Data listing
— Begin —

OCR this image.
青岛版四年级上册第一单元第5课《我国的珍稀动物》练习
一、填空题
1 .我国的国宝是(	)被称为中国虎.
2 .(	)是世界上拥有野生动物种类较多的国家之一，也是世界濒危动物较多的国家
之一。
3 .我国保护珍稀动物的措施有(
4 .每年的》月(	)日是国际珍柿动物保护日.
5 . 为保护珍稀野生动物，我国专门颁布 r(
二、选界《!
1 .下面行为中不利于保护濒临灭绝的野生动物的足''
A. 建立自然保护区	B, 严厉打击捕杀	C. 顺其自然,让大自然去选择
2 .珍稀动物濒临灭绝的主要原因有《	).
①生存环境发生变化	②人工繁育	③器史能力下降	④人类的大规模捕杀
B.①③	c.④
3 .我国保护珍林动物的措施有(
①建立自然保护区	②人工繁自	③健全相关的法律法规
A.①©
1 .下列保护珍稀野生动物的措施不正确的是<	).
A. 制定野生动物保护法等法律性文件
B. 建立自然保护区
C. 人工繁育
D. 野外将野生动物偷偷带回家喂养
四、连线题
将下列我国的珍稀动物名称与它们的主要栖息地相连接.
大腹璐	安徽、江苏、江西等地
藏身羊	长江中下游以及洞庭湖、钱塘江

— End —

Retype all the material above precisely, with no line left out.

- _WRITTEN RESPONSE_
OCR this image.
青岛版四年级上册第一单元第5课《我国的珍稀动物》练习
一、填空题
1 .我国的国宝是(	)被称为中国虎.
2 .(	)是世界上拥有野生动物种类较多的国家之一，也是世界濒危动物较多的国家
之一。
3 .我国保护珍稀动物的措施有(
4 .每年的》月(	)日是国际珍柿动物保护日.
5 . 为保护珍稀野生动物，我国专门颁布 r(
二、选界《!
1 .下面行为中不利于保护濒临灭绝的野生动物的足''
A. 建立自然保护区	B, 严厉打击捕杀	C. 顺其自然,让大自然去选择
2 .珍稀动物濒临灭绝的主要原因有《	).
①生存环境发生变化	②人工繁育	③器史能力下降	④人类的大规模捕杀
B.①③	c.④
3 .我国保护珍林动物的措施有(
①建立自然保护区	②人工繁自	③健全相关的法律法规
A.①©
1 .下列保护珍稀野生动物的措施不正确的是<	).
A. 制定野生动物保护法等法律性文件
B. 建立自然保护区
C. 人工繁育
D. 野外将野生动物偷偷带回家喂养
四、连线题
将下列我国的珍稀动物名称与它们的主要栖息地相连接.
大腹璐	安徽、江苏、江西等地
藏身羊	长江中下游以及洞庭湖、钱塘江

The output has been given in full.